■ **EXERCISE DIRECTIONS**:
From the line containing "Convert this document image to plain text." through the last line of the material, copy every line exactly, both ends inclusive; do not copy pictures.

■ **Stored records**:
..............................
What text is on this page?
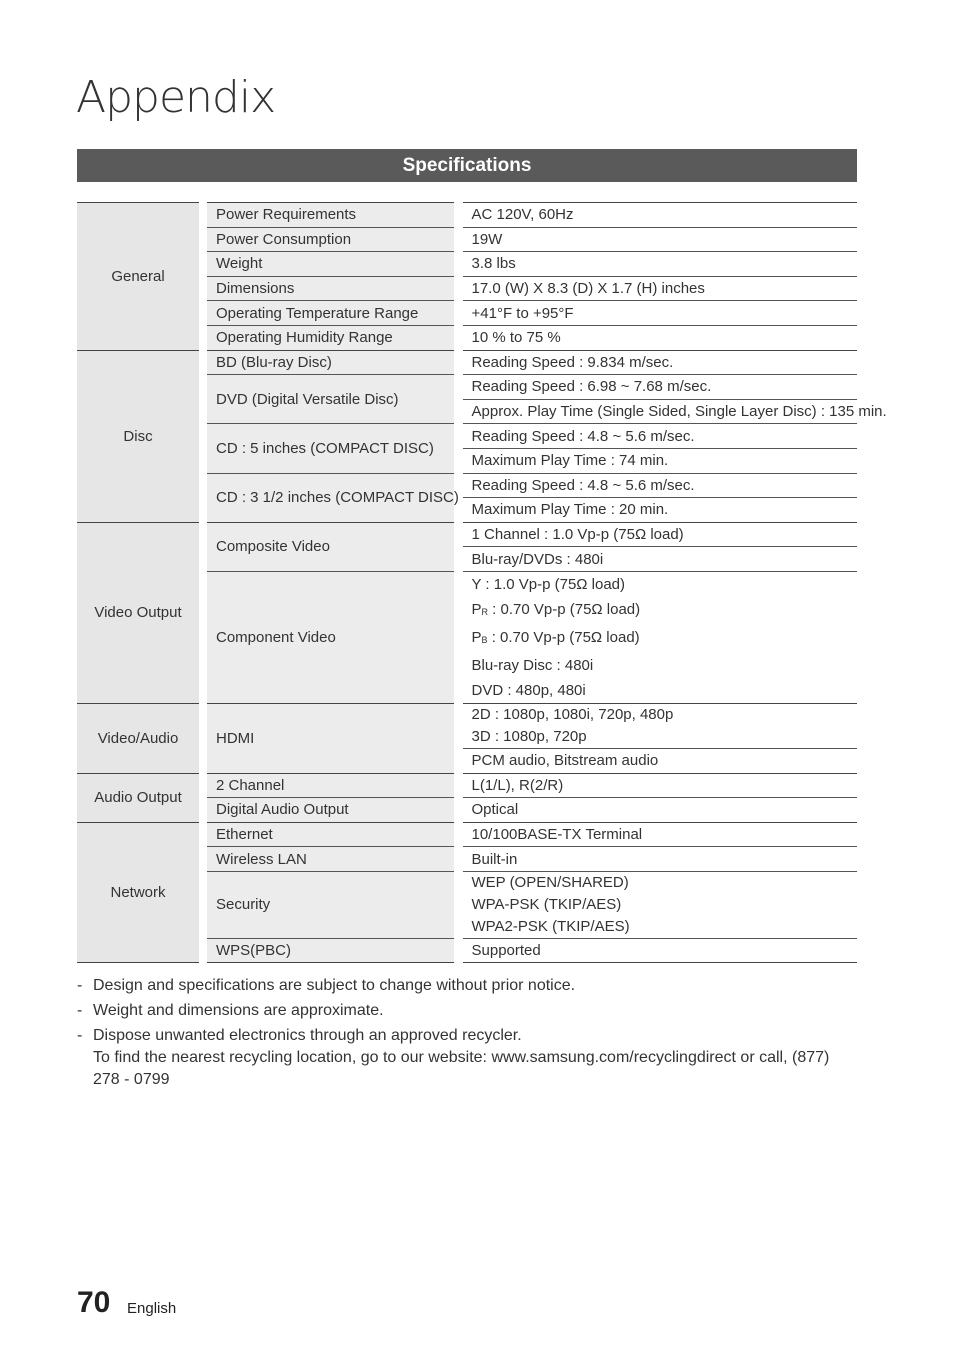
Appendix
Specifications
General	Power Requirements	AC 120V, 60Hz
	Power Consumption	19W
	Weight	3.8 lbs
	Dimensions	17.0 (W) X 8.3 (D) X 1.7 (H) inches
	Operating Temperature Range	+41°F to +95°F
	Operating Humidity Range	10 % to 75 %
Disc	BD (Blu-ray Disc)	Reading Speed : 9.834 m/sec.
	DVD (Digital Versatile Disc)	Reading Speed : 6.98 ~ 7.68 m/sec.
		Approx. Play Time (Single Sided, Single Layer Disc) : 135 min.
	CD : 5 inches (COMPACT DISC)	Reading Speed : 4.8 ~ 5.6 m/sec.
		Maximum Play Time : 74 min.
	CD : 3 1/2 inches (COMPACT DISC)	Reading Speed : 4.8 ~ 5.6 m/sec.
		Maximum Play Time : 20 min.
Video Output	Composite Video	1 Channel : 1.0 Vp-p (75Ω load)
		Blu-ray/DVDs : 480i
	Component Video	Y : 1.0 Vp-p (75Ω load)
PR : 0.70 Vp-p (75Ω load)
PB : 0.70 Vp-p (75Ω load)
Blu-ray Disc : 480i
DVD : 480p, 480i

Video/Audio	HDMI	2D : 1080p, 1080i, 720p, 480p
3D : 1080p, 720p

		PCM audio, Bitstream audio
Audio Output	2 Channel	L(1/L), R(2/R)
	Digital Audio Output	Optical
Network	Ethernet	10/100BASE-TX Terminal
	Wireless LAN	Built-in
	Security	WEP (OPEN/SHARED)
WPA-PSK (TKIP/AES)
WPA2-PSK (TKIP/AES)

	WPS(PBC)	Supported
- Design and specifications are subject to change without prior notice.
- Weight and dimensions are approximate.
- Dispose unwanted electronics through an approved recycler.
To find the nearest recycling location, go to our website: www.samsung.com/recyclingdirect or call, (877) 278 - 0799
70 English
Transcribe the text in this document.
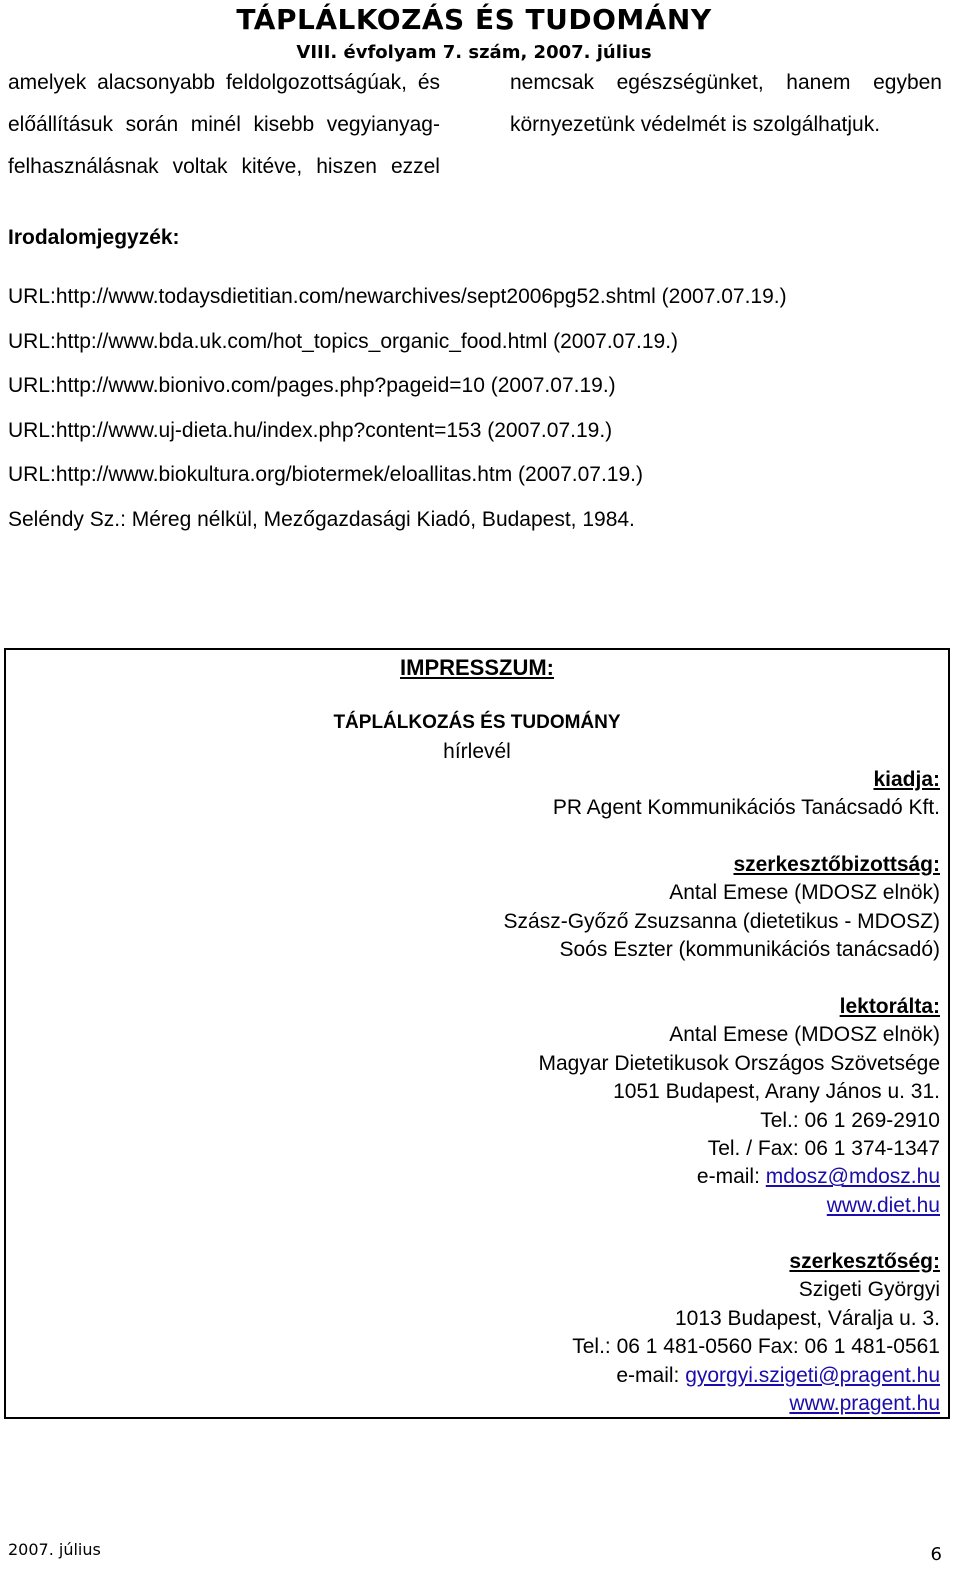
TÁPLÁLKOZÁS ÉS TUDOMÁNY
VIII. évfolyam 7. szám, 2007. július
amelyek alacsonyabb feldolgozottságúak, és
előállításuk során minél kisebb vegyianyag-
felhasználásnak voltak kitéve, hiszen ezzel
nemcsak egészségünket, hanem egyben
környezetünk védelmét is szolgálhatjuk.
Irodalomjegyzék:
URL:http://www.todaysdietitian.com/newarchives/sept2006pg52.shtml (2007.07.19.)
URL:http://www.bda.uk.com/hot_topics_organic_food.html (2007.07.19.)
URL:http://www.bionivo.com/pages.php?pageid=10 (2007.07.19.)
URL:http://www.uj-dieta.hu/index.php?content=153 (2007.07.19.)
URL:http://www.biokultura.org/biotermek/eloallitas.htm (2007.07.19.)
Seléndy Sz.: Méreg nélkül, Mezőgazdasági Kiadó, Budapest, 1984.
IMPRESSZUM:
TÁPLÁLKOZÁS ÉS TUDOMÁNY
hírlevél
kiadja:
PR Agent Kommunikációs Tanácsadó Kft.
szerkesztőbizottság:
Antal Emese (MDOSZ elnök)
Szász-Győző Zsuzsanna (dietetikus - MDOSZ)
Soós Eszter (kommunikációs tanácsadó)
lektorálta:
Antal Emese (MDOSZ elnök)
Magyar Dietetikusok Országos Szövetsége
1051 Budapest, Arany János u. 31.
Tel.: 06 1 269-2910
Tel. / Fax: 06 1 374-1347
e-mail: mdosz@mdosz.hu
www.diet.hu
szerkesztőség:
Szigeti Györgyi
1013 Budapest, Váralja u. 3.
Tel.: 06 1 481-0560 Fax: 06 1 481-0561
e-mail: gyorgyi.szigeti@pragent.hu
www.pragent.hu
2007. július	6
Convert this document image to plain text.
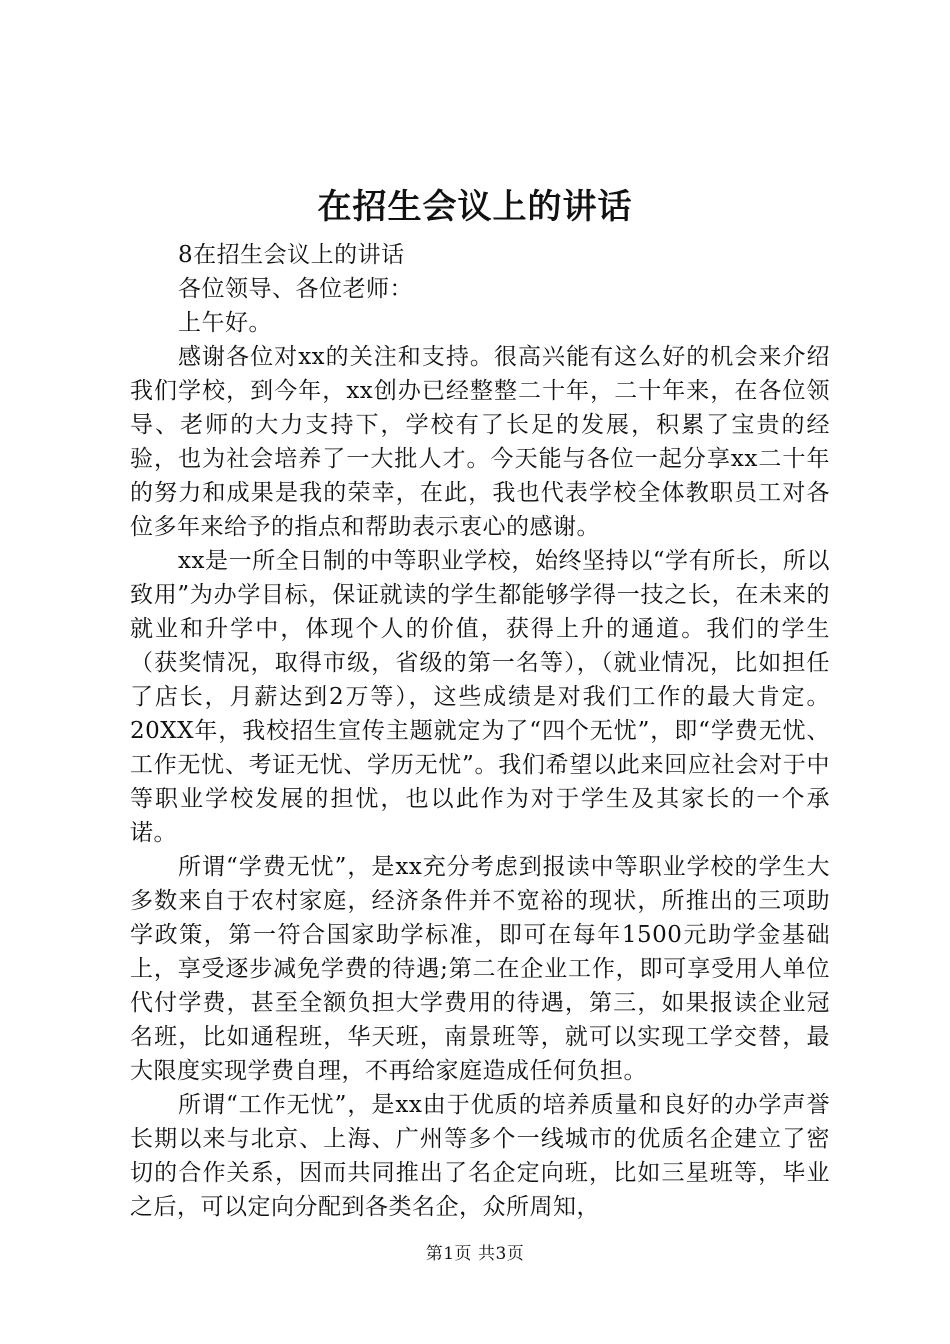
在招生会议上的讲话

8在招生会议上的讲话

各位领导、各位老师：

上午好。

感谢各位对xx的关注和支持。很高兴能有这么好的机会来介绍我们学校，到今年，xx创办已经整整二十年，二十年来，在各位领导、老师的大力支持下，学校有了长足的发展，积累了宝贵的经验，也为社会培养了一大批人才。今天能与各位一起分享xx二十年的努力和成果是我的荣幸，在此，我也代表学校全体教职员工对各位多年来给予的指点和帮助表示衷心的感谢。

xx是一所全日制的中等职业学校，始终坚持以“学有所长，所以致用”为办学目标，保证就读的学生都能够学得一技之长，在未来的就业和升学中，体现个人的价值，获得上升的通道。我们的学生（获奖情况，取得市级，省级的第一名等），（就业情况，比如担任了店长，月薪达到2万等），这些成绩是对我们工作的最大肯定。20XX年，我校招生宣传主题就定为了“四个无忧”，即“学费无忧、工作无忧、考证无忧、学历无忧”。我们希望以此来回应社会对于中等职业学校发展的担忧，也以此作为对于学生及其家长的一个承诺。

所谓“学费无忧”，是xx充分考虑到报读中等职业学校的学生大多数来自于农村家庭，经济条件并不宽裕的现状，所推出的三项助学政策，第一符合国家助学标准，即可在每年1500元助学金基础上，享受逐步减免学费的待遇;第二在企业工作，即可享受用人单位代付学费，甚至全额负担大学费用的待遇，第三，如果报读企业冠名班，比如通程班，华天班，南景班等，就可以实现工学交替，最大限度实现学费自理，不再给家庭造成任何负担。

所谓“工作无忧”，是xx由于优质的培养质量和良好的办学声誉长期以来与北京、上海、广州等多个一线城市的优质名企建立了密切的合作关系，因而共同推出了名企定向班，比如三星班等，毕业之后，可以定向分配到各类名企，众所周知，

第1页 共3页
..............................
■ **SOLUTION FOR THIS EXERCISE**:
Convert this document image to plain text.
在招生会议上的讲话

8在招生会议上的讲话

各位领导、各位老师：

上午好。

感谢各位对xx的关注和支持。很高兴能有这么好的机会来介绍我们学校，到今年，xx创办已经整整二十年，二十年来，在各位领导、老师的大力支持下，学校有了长足的发展，积累了宝贵的经验，也为社会培养了一大批人才。今天能与各位一起分享xx二十年的努力和成果是我的荣幸，在此，我也代表学校全体教职员工对各位多年来给予的指点和帮助表示衷心的感谢。

xx是一所全日制的中等职业学校，始终坚持以“学有所长，所以致用”为办学目标，保证就读的学生都能够学得一技之长，在未来的就业和升学中，体现个人的价值，获得上升的通道。我们的学生（获奖情况，取得市级，省级的第一名等），（就业情况，比如担任了店长，月薪达到2万等），这些成绩是对我们工作的最大肯定。20XX年，我校招生宣传主题就定为了“四个无忧”，即“学费无忧、工作无忧、考证无忧、学历无忧”。我们希望以此来回应社会对于中等职业学校发展的担忧，也以此作为对于学生及其家长的一个承诺。

所谓“学费无忧”，是xx充分考虑到报读中等职业学校的学生大多数来自于农村家庭，经济条件并不宽裕的现状，所推出的三项助学政策，第一符合国家助学标准，即可在每年1500元助学金基础上，享受逐步减免学费的待遇;第二在企业工作，即可享受用人单位代付学费，甚至全额负担大学费用的待遇，第三，如果报读企业冠名班，比如通程班，华天班，南景班等，就可以实现工学交替，最大限度实现学费自理，不再给家庭造成任何负担。

所谓“工作无忧”，是xx由于优质的培养质量和良好的办学声誉长期以来与北京、上海、广州等多个一线城市的优质名企建立了密切的合作关系，因而共同推出了名企定向班，比如三星班等，毕业之后，可以定向分配到各类名企，众所周知，

第1页 共3页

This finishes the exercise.